# MATERIAL SUPPLIED

= = =

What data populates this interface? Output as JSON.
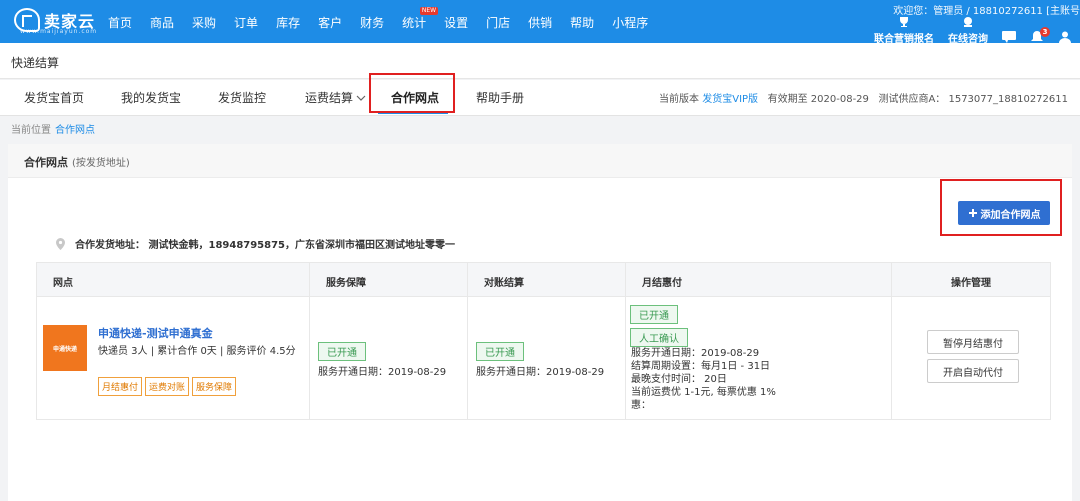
{
  "app": {
    "logo_text": "卖家云",
    "logo_sub": "www.maijiayun.com",
    "nav": [
      "首页",
      "商品",
      "采购",
      "订单",
      "库存",
      "客户",
      "财务",
      "统计",
      "设置",
      "门店",
      "供销",
      "帮助",
      "小程序"
    ],
    "nav_new_badge": "NEW",
    "welcome": "欢迎您：管理员 / 18810272611 [主账号",
    "tools": {
      "marketing_label": "联合营销报名",
      "consult_label": "在线咨询",
      "bell_count": "3"
    }
  },
  "page": {
    "title": "快递结算"
  },
  "tabs": {
    "items": [
      "发货宝首页",
      "我的发货宝",
      "发货监控",
      "运费结算",
      "合作网点",
      "帮助手册"
    ],
    "active": "合作网点",
    "version_label": "当前版本",
    "version_value": "发货宝VIP版",
    "expiry": "有效期至 2020-08-29",
    "supplier": "测试供应商A： 1573077_18810272611"
  },
  "breadcrumb": {
    "label": "当前位置",
    "current": "合作网点"
  },
  "panel": {
    "title": "合作网点",
    "subtitle": "(按发货地址)",
    "add_button": "添加合作网点",
    "address": "合作发货地址： 测试快金韩，18948795875，广东省深圳市福田区测试地址零零一"
  },
  "table": {
    "headers": [
      "网点",
      "服务保障",
      "对账结算",
      "月结惠付",
      "操作管理"
    ],
    "row": {
      "logo_text": "申通快递",
      "carrier_name": "申通快递-测试申通真金",
      "meta": "快递员 3人 | 累计合作 0天 | 服务评价 4.5分",
      "tags": [
        "月结惠付",
        "运费对账",
        "服务保障"
      ],
      "service_status": "已开通",
      "service_date": "服务开通日期：2019-08-29",
      "recon_status": "已开通",
      "recon_date": "服务开通日期：2019-08-29",
      "monthly_status": "已开通",
      "monthly_confirm": "人工确认",
      "monthly_lines": [
        "服务开通日期：2019-08-29",
        "结算周期设置：每月1日 - 31日",
        "最晚支付时间： 20日",
        "当前运费优 1-1元, 每票优惠 1%",
        "惠："
      ],
      "op_pause": "暂停月结惠付",
      "op_auto": "开启自动代付"
    }
  },
  "colors": {
    "brand": "#1e8ce6",
    "button": "#2f6fd1",
    "highlight_box": "#e02020",
    "tag_orange": "#e07a00",
    "status_green": "#3a9a52"
  }
}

= = =

# EXERCISE REQUIREMENTS
Write the listing out a second time exactly, dropping all images.

# RESPONSE
What data populates this interface? Output as JSON.
{
  "app": {
    "logo_text": "卖家云",
    "logo_sub": "www.maijiayun.com",
    "nav": [
      "首页",
      "商品",
      "采购",
      "订单",
      "库存",
      "客户",
      "财务",
      "统计",
      "设置",
      "门店",
      "供销",
      "帮助",
      "小程序"
    ],
    "nav_new_badge": "NEW",
    "welcome": "欢迎您：管理员 / 18810272611 [主账号",
    "tools": {
      "marketing_label": "联合营销报名",
      "consult_label": "在线咨询",
      "bell_count": "3"
    }
  },
  "page": {
    "title": "快递结算"
  },
  "tabs": {
    "items": [
      "发货宝首页",
      "我的发货宝",
      "发货监控",
      "运费结算",
      "合作网点",
      "帮助手册"
    ],
    "active": "合作网点",
    "version_label": "当前版本",
    "version_value": "发货宝VIP版",
    "expiry": "有效期至 2020-08-29",
    "supplier": "测试供应商A： 1573077_18810272611"
  },
  "breadcrumb": {
    "label": "当前位置",
    "current": "合作网点"
  },
  "panel": {
    "title": "合作网点",
    "subtitle": "(按发货地址)",
    "add_button": "添加合作网点",
    "address": "合作发货地址： 测试快金韩，18948795875，广东省深圳市福田区测试地址零零一"
  },
  "table": {
    "headers": [
      "网点",
      "服务保障",
      "对账结算",
      "月结惠付",
      "操作管理"
    ],
    "row": {
      "logo_text": "申通快递",
      "carrier_name": "申通快递-测试申通真金",
      "meta": "快递员 3人 | 累计合作 0天 | 服务评价 4.5分",
      "tags": [
        "月结惠付",
        "运费对账",
        "服务保障"
      ],
      "service_status": "已开通",
      "service_date": "服务开通日期：2019-08-29",
      "recon_status": "已开通",
      "recon_date": "服务开通日期：2019-08-29",
      "monthly_status": "已开通",
      "monthly_confirm": "人工确认",
      "monthly_lines": [
        "服务开通日期：2019-08-29",
        "结算周期设置：每月1日 - 31日",
        "最晚支付时间： 20日",
        "当前运费优 1-1元, 每票优惠 1%",
        "惠："
      ],
      "op_pause": "暂停月结惠付",
      "op_auto": "开启自动代付"
    }
  },
  "colors": {
    "brand": "#1e8ce6",
    "button": "#2f6fd1",
    "highlight_box": "#e02020",
    "tag_orange": "#e07a00",
    "status_green": "#3a9a52"
  }
}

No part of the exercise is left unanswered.